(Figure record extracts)
========================================
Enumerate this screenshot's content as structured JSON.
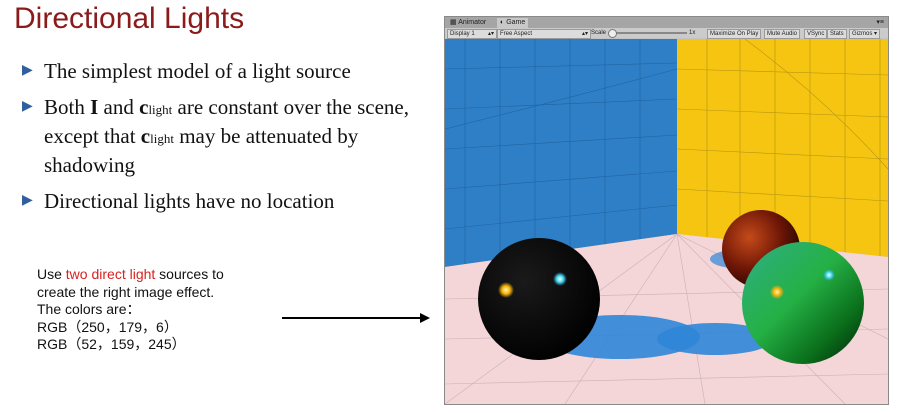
{
  "slide": {
    "title": "Directional Lights",
    "bullet_marker": "▶",
    "b1": "The simplest model of a light source",
    "b2": {
      "t1": "Both ",
      "i": "I",
      "t2": " and ",
      "c1": "c",
      "sub1": "light",
      "t3": " are constant over the scene, except that ",
      "c2": "c",
      "sub2": "light",
      "t4": " may be attenuated by shadowing"
    },
    "b3": "Directional lights have no location",
    "note": {
      "pre": "Use ",
      "red": "two direct light",
      "post": " sources to",
      "line2": "create the right image effect.",
      "line3": "The colors are：",
      "line4": "RGB（250，179，6）",
      "line5": "RGB（52，159，245）"
    }
  },
  "colors": {
    "title": "#8b1a1a",
    "highlight_red": "#d9211f",
    "light1": "#fab306",
    "light2": "#349ff5"
  },
  "unity": {
    "tab_animator": "Animator",
    "tab_game": "Game",
    "display": "Display 1",
    "aspect": "Free Aspect",
    "scale_label": "Scale",
    "scale_value": "1x",
    "maximize": "Maximize On Play",
    "mute": "Mute Audio",
    "vsync": "VSync",
    "stats": "Stats",
    "gizmos": "Gizmos"
  }
}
========================================
Given request: Go through the records above, find every line with the word "Directional", and list those lines.

Result of the task:
    "title": "Directional Lights",
    "b3": "Directional lights have no location",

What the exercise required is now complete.